§ **Task prompt**
Output every record below exactly as it appears.

§ **Data supplied**
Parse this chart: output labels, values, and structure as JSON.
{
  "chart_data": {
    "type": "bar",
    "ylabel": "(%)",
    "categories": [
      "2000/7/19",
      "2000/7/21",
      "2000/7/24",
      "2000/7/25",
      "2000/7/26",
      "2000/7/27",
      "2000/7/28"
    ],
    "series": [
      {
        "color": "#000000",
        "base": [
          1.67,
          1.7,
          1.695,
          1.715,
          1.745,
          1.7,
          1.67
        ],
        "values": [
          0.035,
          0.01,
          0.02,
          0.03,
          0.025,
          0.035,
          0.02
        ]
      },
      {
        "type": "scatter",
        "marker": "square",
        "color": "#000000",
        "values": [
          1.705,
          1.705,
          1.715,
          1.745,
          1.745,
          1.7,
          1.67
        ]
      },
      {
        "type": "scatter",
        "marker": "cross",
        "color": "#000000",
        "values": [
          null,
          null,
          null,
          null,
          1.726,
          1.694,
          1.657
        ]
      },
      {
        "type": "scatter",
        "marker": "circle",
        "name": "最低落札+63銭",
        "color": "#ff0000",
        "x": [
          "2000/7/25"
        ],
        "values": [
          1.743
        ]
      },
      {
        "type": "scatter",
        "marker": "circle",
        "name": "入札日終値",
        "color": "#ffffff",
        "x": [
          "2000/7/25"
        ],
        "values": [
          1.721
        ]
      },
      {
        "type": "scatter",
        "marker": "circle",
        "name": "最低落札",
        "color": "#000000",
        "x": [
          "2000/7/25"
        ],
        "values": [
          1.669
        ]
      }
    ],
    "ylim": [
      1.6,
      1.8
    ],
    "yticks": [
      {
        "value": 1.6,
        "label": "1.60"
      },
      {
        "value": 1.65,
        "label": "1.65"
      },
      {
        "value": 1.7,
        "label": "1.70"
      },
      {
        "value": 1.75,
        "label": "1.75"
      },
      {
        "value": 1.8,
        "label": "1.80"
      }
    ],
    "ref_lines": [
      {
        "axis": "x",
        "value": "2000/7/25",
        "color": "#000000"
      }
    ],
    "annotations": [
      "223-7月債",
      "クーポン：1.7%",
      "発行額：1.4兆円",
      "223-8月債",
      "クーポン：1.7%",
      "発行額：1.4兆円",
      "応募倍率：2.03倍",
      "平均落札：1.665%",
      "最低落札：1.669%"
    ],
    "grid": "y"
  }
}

§ **Complete response**
Parse this chart: output labels, values, and structure as JSON.
{
  "chart_data": {
    "type": "bar",
    "ylabel": "(%)",
    "categories": [
      "2000/7/19",
      "2000/7/21",
      "2000/7/24",
      "2000/7/25",
      "2000/7/26",
      "2000/7/27",
      "2000/7/28"
    ],
    "series": [
      {
        "color": "#000000",
        "base": [
          1.67,
          1.7,
          1.695,
          1.715,
          1.745,
          1.7,
          1.67
        ],
        "values": [
          0.035,
          0.01,
          0.02,
          0.03,
          0.025,
          0.035,
          0.02
        ]
      },
      {
        "type": "scatter",
        "marker": "square",
        "color": "#000000",
        "values": [
          1.705,
          1.705,
          1.715,
          1.745,
          1.745,
          1.7,
          1.67
        ]
      },
      {
        "type": "scatter",
        "marker": "cross",
        "color": "#000000",
        "values": [
          null,
          null,
          null,
          null,
          1.726,
          1.694,
          1.657
        ]
      },
      {
        "type": "scatter",
        "marker": "circle",
        "name": "最低落札+63銭",
        "color": "#ff0000",
        "x": [
          "2000/7/25"
        ],
        "values": [
          1.743
        ]
      },
      {
        "type": "scatter",
        "marker": "circle",
        "name": "入札日終値",
        "color": "#ffffff",
        "x": [
          "2000/7/25"
        ],
        "values": [
          1.721
        ]
      },
      {
        "type": "scatter",
        "marker": "circle",
        "name": "最低落札",
        "color": "#000000",
        "x": [
          "2000/7/25"
        ],
        "values": [
          1.669
        ]
      }
    ],
    "ylim": [
      1.6,
      1.8
    ],
    "yticks": [
      {
        "value": 1.6,
        "label": "1.60"
      },
      {
        "value": 1.65,
        "label": "1.65"
      },
      {
        "value": 1.7,
        "label": "1.70"
      },
      {
        "value": 1.75,
        "label": "1.75"
      },
      {
        "value": 1.8,
        "label": "1.80"
      }
    ],
    "ref_lines": [
      {
        "axis": "x",
        "value": "2000/7/25",
        "color": "#000000"
      }
    ],
    "annotations": [
      "223-7月債",
      "クーポン：1.7%",
      "発行額：1.4兆円",
      "223-8月債",
      "クーポン：1.7%",
      "発行額：1.4兆円",
      "応募倍率：2.03倍",
      "平均落札：1.665%",
      "最低落札：1.669%"
    ],
    "grid": "y"
  }
}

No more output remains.